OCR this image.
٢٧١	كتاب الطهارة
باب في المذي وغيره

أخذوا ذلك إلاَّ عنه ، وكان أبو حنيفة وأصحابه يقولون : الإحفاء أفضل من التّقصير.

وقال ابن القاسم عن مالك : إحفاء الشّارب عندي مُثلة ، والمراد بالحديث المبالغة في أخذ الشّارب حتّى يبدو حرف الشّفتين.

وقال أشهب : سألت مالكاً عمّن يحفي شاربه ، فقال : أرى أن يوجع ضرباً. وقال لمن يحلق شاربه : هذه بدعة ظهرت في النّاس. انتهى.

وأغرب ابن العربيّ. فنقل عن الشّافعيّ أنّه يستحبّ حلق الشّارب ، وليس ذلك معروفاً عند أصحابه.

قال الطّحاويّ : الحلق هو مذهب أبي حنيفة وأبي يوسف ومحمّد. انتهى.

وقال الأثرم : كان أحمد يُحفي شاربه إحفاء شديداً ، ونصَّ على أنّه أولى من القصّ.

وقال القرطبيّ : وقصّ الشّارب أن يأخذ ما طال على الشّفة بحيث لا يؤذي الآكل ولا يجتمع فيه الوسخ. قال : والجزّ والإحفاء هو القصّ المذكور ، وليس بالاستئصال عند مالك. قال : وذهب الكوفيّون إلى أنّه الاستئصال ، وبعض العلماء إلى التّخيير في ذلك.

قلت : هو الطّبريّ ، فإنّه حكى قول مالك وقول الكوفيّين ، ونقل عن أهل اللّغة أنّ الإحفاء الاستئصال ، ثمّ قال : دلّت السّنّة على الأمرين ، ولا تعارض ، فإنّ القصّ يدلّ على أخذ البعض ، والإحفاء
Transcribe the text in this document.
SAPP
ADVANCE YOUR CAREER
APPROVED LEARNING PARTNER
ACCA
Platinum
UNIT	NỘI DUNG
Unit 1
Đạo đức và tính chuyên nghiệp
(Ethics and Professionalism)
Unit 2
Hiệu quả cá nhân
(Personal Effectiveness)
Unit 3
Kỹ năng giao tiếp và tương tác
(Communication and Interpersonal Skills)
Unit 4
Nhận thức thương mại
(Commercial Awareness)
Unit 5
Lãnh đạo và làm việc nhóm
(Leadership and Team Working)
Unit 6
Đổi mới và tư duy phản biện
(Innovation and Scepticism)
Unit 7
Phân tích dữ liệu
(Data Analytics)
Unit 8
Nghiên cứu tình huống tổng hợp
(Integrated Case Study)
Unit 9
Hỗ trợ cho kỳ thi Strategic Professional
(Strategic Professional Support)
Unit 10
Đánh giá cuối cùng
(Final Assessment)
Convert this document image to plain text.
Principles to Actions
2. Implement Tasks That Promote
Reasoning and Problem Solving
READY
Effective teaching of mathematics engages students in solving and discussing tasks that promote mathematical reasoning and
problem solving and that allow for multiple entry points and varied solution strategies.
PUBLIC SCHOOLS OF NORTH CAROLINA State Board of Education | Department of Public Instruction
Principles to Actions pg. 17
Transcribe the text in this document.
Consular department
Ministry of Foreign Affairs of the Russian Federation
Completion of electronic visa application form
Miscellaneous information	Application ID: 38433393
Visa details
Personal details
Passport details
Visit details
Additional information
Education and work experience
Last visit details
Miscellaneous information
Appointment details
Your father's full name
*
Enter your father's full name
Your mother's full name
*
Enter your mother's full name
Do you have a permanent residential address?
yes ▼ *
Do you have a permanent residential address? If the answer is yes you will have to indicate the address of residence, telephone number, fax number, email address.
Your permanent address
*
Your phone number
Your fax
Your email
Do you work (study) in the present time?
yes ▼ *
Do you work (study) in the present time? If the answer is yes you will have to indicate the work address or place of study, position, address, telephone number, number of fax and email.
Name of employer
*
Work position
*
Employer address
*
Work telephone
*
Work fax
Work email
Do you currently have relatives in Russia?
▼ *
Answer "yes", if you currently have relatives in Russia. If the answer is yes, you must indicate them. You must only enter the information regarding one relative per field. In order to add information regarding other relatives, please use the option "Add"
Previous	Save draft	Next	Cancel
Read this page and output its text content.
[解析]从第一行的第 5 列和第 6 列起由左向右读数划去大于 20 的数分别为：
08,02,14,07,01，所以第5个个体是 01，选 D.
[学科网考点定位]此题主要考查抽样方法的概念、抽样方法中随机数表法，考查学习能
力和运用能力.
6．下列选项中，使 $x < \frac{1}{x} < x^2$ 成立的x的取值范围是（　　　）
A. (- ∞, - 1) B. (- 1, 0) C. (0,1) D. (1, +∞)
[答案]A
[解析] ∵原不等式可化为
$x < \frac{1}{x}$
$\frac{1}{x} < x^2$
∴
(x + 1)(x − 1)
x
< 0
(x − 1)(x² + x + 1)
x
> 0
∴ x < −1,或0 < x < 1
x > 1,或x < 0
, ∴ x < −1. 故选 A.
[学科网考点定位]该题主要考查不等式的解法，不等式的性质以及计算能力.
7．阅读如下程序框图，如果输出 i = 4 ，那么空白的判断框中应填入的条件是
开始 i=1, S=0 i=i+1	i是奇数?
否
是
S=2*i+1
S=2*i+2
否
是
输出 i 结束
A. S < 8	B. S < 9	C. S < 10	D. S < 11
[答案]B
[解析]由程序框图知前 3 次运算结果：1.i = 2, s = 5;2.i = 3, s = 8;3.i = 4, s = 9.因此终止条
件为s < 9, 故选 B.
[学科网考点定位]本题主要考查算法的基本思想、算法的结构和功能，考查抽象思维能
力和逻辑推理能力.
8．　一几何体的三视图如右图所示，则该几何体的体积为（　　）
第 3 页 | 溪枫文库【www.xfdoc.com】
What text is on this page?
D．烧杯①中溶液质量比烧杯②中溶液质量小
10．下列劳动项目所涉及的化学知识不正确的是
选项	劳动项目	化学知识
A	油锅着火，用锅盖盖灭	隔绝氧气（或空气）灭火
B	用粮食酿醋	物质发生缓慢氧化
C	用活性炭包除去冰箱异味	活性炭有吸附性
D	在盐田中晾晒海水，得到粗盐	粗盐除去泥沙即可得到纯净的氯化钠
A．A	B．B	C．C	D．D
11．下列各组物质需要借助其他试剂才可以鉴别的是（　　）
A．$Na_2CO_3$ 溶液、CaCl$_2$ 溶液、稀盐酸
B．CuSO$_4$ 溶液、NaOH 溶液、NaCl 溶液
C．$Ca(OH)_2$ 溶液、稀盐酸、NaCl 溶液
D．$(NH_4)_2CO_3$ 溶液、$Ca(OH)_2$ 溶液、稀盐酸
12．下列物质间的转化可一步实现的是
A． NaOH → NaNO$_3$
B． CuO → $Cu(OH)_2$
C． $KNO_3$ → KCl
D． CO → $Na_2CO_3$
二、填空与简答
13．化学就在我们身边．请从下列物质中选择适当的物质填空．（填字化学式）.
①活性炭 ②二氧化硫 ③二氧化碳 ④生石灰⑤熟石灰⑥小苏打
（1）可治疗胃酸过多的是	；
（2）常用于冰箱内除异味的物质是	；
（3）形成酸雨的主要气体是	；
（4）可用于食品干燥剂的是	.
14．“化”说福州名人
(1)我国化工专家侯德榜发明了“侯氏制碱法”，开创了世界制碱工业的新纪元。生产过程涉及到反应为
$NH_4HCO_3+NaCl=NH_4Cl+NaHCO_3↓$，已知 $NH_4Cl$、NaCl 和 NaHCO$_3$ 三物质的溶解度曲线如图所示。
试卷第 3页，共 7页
___
### WHAT IS BEING ASKED
Copy out every line from the one containing "What text is on this page?" to the end of the material, both ends included.

### OUTPUT OF THE EXERCISE
What text is on this page?
D．烧杯①中溶液质量比烧杯②中溶液质量小
10．下列劳动项目所涉及的化学知识不正确的是
选项	劳动项目	化学知识
A	油锅着火，用锅盖盖灭	隔绝氧气（或空气）灭火
B	用粮食酿醋	物质发生缓慢氧化
C	用活性炭包除去冰箱异味	活性炭有吸附性
D	在盐田中晾晒海水，得到粗盐	粗盐除去泥沙即可得到纯净的氯化钠
A．A	B．B	C．C	D．D
11．下列各组物质需要借助其他试剂才可以鉴别的是（　　）
A．$Na_2CO_3$ 溶液、CaCl$_2$ 溶液、稀盐酸
B．CuSO$_4$ 溶液、NaOH 溶液、NaCl 溶液
C．$Ca(OH)_2$ 溶液、稀盐酸、NaCl 溶液
D．$(NH_4)_2CO_3$ 溶液、$Ca(OH)_2$ 溶液、稀盐酸
12．下列物质间的转化可一步实现的是
A． NaOH → NaNO$_3$
B． CuO → $Cu(OH)_2$
C． $KNO_3$ → KCl
D． CO → $Na_2CO_3$
二、填空与简答
13．化学就在我们身边．请从下列物质中选择适当的物质填空．（填字化学式）.
①活性炭 ②二氧化硫 ③二氧化碳 ④生石灰⑤熟石灰⑥小苏打
（1）可治疗胃酸过多的是	；
（2）常用于冰箱内除异味的物质是	；
（3）形成酸雨的主要气体是	；
（4）可用于食品干燥剂的是	.
14．“化”说福州名人
(1)我国化工专家侯德榜发明了“侯氏制碱法”，开创了世界制碱工业的新纪元。生产过程涉及到反应为
$NH_4HCO_3+NaCl=NH_4Cl+NaHCO_3↓$，已知 $NH_4Cl$、NaCl 和 NaHCO$_3$ 三物质的溶解度曲线如图所示。
试卷第 3页，共 7页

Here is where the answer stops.